__Supplied data__.
►
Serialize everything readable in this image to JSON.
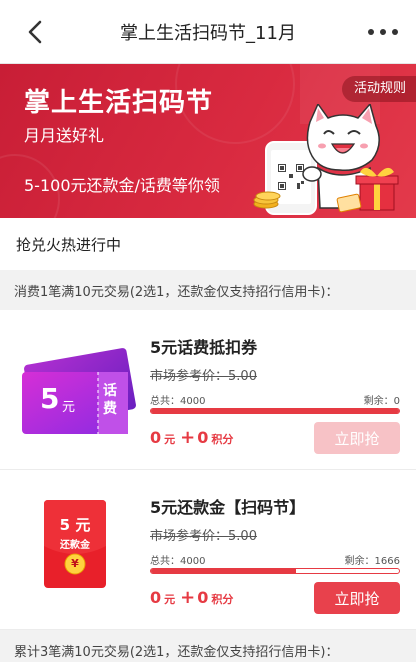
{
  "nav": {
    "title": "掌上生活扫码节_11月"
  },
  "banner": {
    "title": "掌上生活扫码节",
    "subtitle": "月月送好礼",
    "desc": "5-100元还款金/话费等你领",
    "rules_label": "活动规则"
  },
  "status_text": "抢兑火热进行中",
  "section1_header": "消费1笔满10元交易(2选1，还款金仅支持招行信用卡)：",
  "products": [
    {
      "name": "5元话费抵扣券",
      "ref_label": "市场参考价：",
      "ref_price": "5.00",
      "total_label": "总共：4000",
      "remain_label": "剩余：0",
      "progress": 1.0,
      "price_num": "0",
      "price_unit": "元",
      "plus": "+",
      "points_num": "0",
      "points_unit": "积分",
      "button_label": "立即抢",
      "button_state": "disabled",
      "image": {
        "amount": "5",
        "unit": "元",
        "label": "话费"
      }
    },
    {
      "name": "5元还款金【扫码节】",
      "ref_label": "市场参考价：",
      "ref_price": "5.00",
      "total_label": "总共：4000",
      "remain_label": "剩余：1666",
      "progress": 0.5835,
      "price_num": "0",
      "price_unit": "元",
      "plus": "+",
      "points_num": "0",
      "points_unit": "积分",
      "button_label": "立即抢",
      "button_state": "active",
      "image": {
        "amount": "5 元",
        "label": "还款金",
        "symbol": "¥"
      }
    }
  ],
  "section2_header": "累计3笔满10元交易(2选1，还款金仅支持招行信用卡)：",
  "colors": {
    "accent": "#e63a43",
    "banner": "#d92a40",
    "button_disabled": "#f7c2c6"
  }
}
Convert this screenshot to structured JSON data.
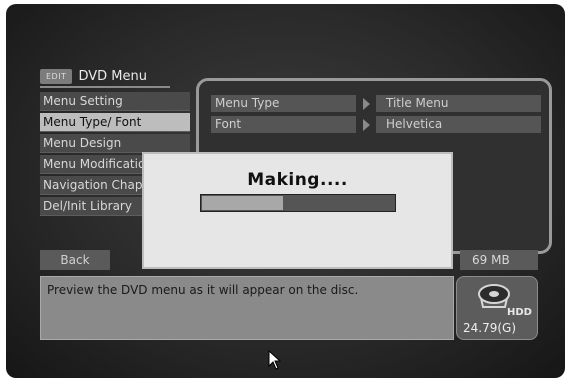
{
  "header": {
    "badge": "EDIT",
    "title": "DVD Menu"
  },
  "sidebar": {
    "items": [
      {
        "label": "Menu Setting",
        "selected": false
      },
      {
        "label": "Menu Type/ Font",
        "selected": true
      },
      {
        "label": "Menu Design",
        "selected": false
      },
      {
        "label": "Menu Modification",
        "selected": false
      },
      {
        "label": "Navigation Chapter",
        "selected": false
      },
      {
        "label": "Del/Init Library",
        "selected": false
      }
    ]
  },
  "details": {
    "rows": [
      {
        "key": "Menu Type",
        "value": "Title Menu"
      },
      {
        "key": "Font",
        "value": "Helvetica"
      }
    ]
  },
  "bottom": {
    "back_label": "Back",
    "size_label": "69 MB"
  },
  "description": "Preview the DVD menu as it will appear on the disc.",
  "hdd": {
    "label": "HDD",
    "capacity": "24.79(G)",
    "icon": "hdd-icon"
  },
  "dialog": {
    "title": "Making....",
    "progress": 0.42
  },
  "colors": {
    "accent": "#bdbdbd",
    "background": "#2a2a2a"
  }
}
◄
►
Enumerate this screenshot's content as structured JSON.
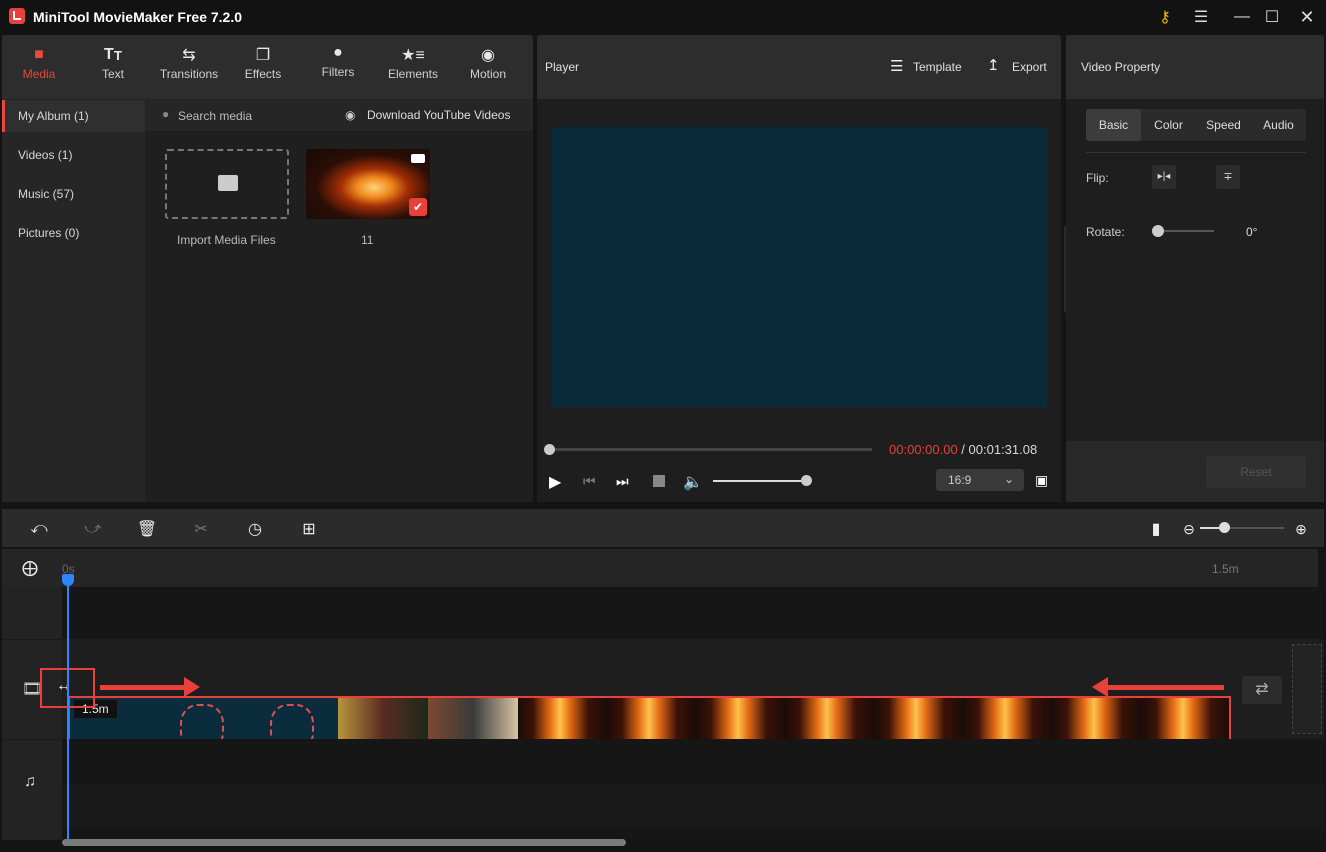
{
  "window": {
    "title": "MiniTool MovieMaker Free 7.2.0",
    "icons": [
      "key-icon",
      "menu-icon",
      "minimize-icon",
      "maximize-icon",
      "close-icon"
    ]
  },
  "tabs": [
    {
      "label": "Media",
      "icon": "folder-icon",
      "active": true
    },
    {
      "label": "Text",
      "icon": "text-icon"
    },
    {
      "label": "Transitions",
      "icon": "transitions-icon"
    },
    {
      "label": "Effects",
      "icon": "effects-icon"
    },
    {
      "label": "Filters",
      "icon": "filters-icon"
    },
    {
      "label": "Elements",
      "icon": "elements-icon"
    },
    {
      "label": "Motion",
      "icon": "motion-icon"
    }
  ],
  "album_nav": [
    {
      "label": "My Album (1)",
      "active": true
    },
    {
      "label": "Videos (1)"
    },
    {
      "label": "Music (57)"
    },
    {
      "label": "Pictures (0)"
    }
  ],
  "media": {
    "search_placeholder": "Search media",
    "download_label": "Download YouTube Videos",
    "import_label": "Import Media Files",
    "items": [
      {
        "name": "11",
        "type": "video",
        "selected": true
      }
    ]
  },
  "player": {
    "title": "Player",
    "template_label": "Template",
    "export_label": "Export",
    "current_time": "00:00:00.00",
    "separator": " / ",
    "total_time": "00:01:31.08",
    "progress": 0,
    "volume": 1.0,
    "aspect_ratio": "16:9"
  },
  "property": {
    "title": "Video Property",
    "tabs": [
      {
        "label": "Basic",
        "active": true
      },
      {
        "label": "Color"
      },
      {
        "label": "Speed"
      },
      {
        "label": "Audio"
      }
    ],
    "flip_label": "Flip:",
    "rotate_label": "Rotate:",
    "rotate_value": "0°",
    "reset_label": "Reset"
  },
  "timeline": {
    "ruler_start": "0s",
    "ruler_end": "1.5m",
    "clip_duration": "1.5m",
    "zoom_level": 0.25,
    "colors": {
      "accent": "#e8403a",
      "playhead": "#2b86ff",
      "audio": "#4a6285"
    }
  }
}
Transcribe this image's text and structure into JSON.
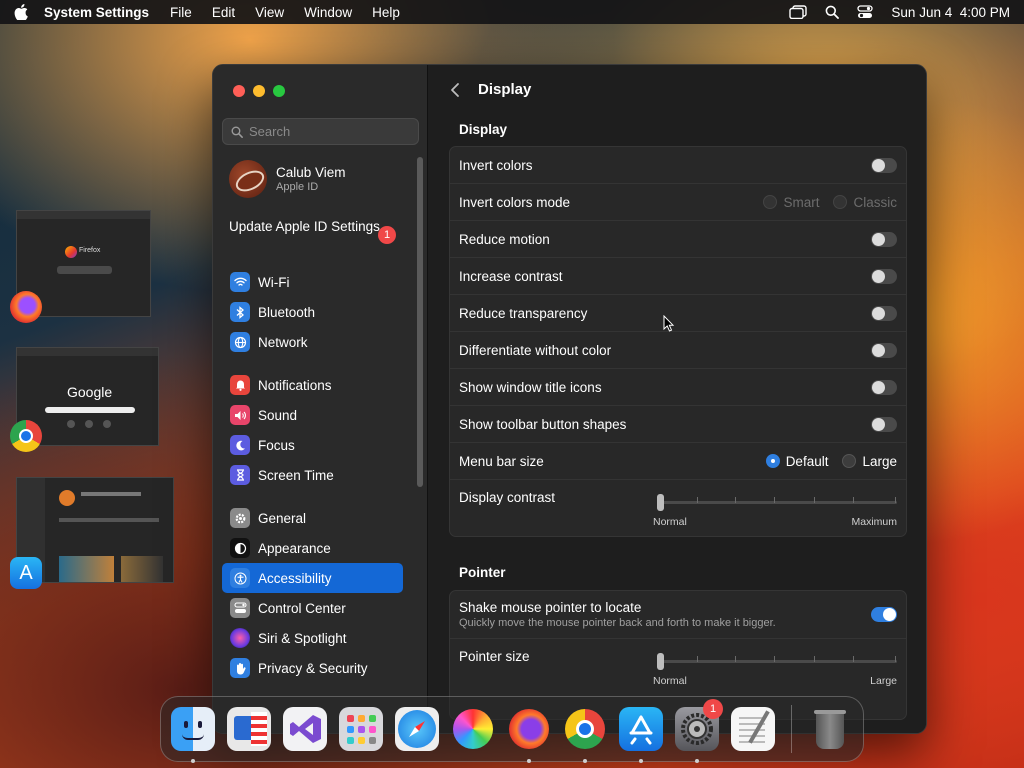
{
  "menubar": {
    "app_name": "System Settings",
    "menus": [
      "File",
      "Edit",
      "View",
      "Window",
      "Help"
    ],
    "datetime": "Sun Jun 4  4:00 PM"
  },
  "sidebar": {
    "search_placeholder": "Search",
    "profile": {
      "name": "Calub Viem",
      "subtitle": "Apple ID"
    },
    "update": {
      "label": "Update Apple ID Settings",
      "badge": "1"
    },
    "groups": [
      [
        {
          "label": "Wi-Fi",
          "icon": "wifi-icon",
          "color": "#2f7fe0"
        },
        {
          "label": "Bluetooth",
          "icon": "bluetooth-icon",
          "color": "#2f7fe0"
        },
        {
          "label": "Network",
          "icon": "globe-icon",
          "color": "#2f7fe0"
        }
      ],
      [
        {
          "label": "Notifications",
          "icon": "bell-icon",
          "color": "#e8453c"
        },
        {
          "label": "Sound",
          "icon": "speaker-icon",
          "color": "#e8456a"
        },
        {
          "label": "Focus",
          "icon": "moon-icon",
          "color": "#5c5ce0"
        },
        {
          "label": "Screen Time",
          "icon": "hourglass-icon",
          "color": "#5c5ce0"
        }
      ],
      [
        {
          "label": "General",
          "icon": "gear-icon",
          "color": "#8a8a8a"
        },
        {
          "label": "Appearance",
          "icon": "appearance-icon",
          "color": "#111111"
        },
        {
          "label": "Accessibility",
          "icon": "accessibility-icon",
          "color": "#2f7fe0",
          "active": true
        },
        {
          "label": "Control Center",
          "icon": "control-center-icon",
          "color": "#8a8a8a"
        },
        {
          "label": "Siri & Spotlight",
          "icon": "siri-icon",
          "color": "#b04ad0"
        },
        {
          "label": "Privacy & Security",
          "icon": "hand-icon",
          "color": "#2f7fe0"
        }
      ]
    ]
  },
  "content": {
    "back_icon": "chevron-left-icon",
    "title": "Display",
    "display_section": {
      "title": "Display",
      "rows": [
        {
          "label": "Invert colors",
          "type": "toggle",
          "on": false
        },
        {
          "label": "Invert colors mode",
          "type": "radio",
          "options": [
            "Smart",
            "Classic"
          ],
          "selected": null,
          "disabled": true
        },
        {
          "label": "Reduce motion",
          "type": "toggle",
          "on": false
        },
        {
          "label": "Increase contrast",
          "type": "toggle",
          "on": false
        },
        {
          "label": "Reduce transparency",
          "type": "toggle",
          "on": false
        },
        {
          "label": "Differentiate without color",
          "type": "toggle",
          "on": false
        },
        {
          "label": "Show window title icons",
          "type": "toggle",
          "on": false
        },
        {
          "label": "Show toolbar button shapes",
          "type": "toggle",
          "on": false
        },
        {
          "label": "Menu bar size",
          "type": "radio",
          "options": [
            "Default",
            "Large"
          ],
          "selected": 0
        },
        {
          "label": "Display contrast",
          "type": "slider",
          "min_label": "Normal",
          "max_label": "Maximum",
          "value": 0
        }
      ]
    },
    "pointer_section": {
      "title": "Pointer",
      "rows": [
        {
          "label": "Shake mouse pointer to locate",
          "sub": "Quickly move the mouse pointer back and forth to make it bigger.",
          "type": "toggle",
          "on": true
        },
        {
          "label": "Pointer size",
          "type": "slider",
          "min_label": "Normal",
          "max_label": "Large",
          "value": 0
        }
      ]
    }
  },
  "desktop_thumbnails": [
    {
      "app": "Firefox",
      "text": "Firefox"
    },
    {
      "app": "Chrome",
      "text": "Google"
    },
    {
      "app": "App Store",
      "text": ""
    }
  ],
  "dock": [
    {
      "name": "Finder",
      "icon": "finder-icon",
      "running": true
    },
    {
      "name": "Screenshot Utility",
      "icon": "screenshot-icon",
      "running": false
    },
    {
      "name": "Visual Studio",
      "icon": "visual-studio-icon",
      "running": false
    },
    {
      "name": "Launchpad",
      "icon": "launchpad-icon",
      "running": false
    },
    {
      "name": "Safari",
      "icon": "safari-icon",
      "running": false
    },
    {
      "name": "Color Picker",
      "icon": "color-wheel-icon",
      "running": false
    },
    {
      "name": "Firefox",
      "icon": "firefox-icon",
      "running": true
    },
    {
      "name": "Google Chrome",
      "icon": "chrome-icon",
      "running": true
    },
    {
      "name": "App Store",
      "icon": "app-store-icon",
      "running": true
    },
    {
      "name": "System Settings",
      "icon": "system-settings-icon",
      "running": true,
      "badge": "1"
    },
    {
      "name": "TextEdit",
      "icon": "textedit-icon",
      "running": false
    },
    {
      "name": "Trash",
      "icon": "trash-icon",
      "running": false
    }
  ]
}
◄
►
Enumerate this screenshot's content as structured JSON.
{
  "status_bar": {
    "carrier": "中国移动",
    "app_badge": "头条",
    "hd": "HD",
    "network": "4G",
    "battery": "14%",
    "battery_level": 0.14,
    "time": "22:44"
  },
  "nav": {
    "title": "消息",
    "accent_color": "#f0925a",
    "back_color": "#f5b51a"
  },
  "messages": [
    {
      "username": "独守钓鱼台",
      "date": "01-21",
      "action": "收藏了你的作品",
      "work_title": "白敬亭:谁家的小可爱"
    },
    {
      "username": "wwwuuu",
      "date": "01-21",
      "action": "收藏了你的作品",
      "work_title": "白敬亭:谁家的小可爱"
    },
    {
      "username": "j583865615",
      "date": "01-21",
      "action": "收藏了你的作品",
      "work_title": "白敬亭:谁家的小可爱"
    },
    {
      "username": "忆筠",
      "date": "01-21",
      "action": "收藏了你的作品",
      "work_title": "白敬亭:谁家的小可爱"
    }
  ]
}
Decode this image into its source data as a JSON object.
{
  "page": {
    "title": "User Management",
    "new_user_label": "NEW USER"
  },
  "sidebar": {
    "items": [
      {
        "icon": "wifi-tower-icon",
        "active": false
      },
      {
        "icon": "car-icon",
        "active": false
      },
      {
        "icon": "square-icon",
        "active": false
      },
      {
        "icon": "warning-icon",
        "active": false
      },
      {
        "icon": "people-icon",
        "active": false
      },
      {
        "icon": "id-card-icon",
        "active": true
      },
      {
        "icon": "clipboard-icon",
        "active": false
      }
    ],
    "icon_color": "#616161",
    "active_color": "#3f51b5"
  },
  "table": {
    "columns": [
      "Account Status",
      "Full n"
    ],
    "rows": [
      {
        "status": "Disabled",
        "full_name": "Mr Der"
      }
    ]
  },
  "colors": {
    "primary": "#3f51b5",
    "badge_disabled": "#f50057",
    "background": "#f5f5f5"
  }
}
◄
__Set task__.
Give only the number of lines in the material above that hold the word "Apple".

__Response to the task__.
2